**PROBLEM STATEMENT**. Extract every one of the following lines and reproduce each without any alteration.

**AVAILABLE DATA**.
• • • • • • •

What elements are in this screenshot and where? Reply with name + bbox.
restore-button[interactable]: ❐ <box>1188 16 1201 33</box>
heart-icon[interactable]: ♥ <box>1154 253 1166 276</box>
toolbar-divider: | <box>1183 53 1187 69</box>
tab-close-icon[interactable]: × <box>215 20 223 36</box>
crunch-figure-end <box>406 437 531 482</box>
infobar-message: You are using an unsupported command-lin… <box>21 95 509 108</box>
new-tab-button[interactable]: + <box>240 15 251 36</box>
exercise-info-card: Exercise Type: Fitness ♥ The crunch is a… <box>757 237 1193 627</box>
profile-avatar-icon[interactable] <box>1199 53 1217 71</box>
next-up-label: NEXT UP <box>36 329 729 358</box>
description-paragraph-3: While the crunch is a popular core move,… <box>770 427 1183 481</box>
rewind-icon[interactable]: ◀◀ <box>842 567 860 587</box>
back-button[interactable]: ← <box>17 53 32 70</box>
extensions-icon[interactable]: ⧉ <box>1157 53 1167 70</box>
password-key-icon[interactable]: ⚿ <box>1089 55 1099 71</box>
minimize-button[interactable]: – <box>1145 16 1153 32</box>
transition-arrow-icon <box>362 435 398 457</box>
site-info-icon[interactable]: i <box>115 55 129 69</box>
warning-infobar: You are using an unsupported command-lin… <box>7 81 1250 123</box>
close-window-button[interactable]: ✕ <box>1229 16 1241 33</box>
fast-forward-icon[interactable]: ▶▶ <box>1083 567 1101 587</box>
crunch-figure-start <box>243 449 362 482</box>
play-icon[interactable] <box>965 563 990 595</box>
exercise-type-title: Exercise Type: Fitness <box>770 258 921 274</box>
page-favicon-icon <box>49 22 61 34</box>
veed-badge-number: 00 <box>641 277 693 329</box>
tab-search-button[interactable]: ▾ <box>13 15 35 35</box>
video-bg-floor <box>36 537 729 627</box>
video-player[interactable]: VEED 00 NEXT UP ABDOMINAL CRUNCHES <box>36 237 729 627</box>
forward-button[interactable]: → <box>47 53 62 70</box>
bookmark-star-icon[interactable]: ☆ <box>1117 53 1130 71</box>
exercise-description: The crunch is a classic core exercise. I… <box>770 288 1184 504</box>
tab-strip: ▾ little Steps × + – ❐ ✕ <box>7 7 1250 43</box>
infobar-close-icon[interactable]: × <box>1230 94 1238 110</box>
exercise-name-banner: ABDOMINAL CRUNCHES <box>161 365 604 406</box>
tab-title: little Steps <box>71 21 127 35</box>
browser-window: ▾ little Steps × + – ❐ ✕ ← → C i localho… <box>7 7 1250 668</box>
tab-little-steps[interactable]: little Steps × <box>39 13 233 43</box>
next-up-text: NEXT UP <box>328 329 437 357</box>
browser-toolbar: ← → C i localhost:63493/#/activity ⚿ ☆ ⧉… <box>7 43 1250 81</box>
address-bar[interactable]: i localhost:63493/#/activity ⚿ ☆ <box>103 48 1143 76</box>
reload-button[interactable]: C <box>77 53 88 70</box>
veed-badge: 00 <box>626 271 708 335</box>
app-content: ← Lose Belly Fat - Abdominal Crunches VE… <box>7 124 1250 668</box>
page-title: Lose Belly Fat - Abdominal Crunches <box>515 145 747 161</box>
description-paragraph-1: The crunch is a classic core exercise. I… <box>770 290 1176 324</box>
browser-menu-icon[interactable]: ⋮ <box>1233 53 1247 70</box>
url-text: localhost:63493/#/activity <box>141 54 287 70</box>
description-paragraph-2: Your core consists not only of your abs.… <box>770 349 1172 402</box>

• • • • • • •

**RESULT**.
What elements are in this screenshot and where? Reply with name + bbox.
restore-button[interactable]: ❐ <box>1188 16 1201 33</box>
heart-icon[interactable]: ♥ <box>1154 253 1166 276</box>
toolbar-divider: | <box>1183 53 1187 69</box>
tab-close-icon[interactable]: × <box>215 20 223 36</box>
crunch-figure-end <box>406 437 531 482</box>
infobar-message: You are using an unsupported command-lin… <box>21 95 509 108</box>
new-tab-button[interactable]: + <box>240 15 251 36</box>
exercise-info-card: Exercise Type: Fitness ♥ The crunch is a… <box>757 237 1193 627</box>
profile-avatar-icon[interactable] <box>1199 53 1217 71</box>
next-up-label: NEXT UP <box>36 329 729 358</box>
description-paragraph-3: While the crunch is a popular core move,… <box>770 427 1183 481</box>
rewind-icon[interactable]: ◀◀ <box>842 567 860 587</box>
back-button[interactable]: ← <box>17 53 32 70</box>
extensions-icon[interactable]: ⧉ <box>1157 53 1167 70</box>
password-key-icon[interactable]: ⚿ <box>1089 55 1099 71</box>
minimize-button[interactable]: – <box>1145 16 1153 32</box>
transition-arrow-icon <box>362 435 398 457</box>
site-info-icon[interactable]: i <box>115 55 129 69</box>
warning-infobar: You are using an unsupported command-lin… <box>7 81 1250 123</box>
close-window-button[interactable]: ✕ <box>1229 16 1241 33</box>
fast-forward-icon[interactable]: ▶▶ <box>1083 567 1101 587</box>
crunch-figure-start <box>243 449 362 482</box>
play-icon[interactable] <box>965 563 990 595</box>
exercise-type-title: Exercise Type: Fitness <box>770 258 921 274</box>
page-favicon-icon <box>49 22 61 34</box>
veed-badge-number: 00 <box>641 277 693 329</box>
tab-search-button[interactable]: ▾ <box>13 15 35 35</box>
video-bg-floor <box>36 537 729 627</box>
video-player[interactable]: VEED 00 NEXT UP ABDOMINAL CRUNCHES <box>36 237 729 627</box>
forward-button[interactable]: → <box>47 53 62 70</box>
bookmark-star-icon[interactable]: ☆ <box>1117 53 1130 71</box>
exercise-description: The crunch is a classic core exercise. I… <box>770 288 1184 504</box>
tab-strip: ▾ little Steps × + – ❐ ✕ <box>7 7 1250 43</box>
infobar-close-icon[interactable]: × <box>1230 94 1238 110</box>
exercise-name-banner: ABDOMINAL CRUNCHES <box>161 365 604 406</box>
tab-title: little Steps <box>71 21 127 35</box>
browser-window: ▾ little Steps × + – ❐ ✕ ← → C i localho… <box>7 7 1250 668</box>
tab-little-steps[interactable]: little Steps × <box>39 13 233 43</box>
next-up-text: NEXT UP <box>328 329 437 357</box>
browser-toolbar: ← → C i localhost:63493/#/activity ⚿ ☆ ⧉… <box>7 43 1250 81</box>
address-bar[interactable]: i localhost:63493/#/activity ⚿ ☆ <box>103 48 1143 76</box>
reload-button[interactable]: C <box>77 53 88 70</box>
veed-badge: 00 <box>626 271 708 335</box>
app-content: ← Lose Belly Fat - Abdominal Crunches VE… <box>7 124 1250 668</box>
page-title: Lose Belly Fat - Abdominal Crunches <box>515 145 747 161</box>
description-paragraph-1: The crunch is a classic core exercise. I… <box>770 290 1176 324</box>
browser-menu-icon[interactable]: ⋮ <box>1233 53 1247 70</box>
url-text: localhost:63493/#/activity <box>141 54 287 70</box>
description-paragraph-2: Your core consists not only of your abs.… <box>770 349 1172 402</box>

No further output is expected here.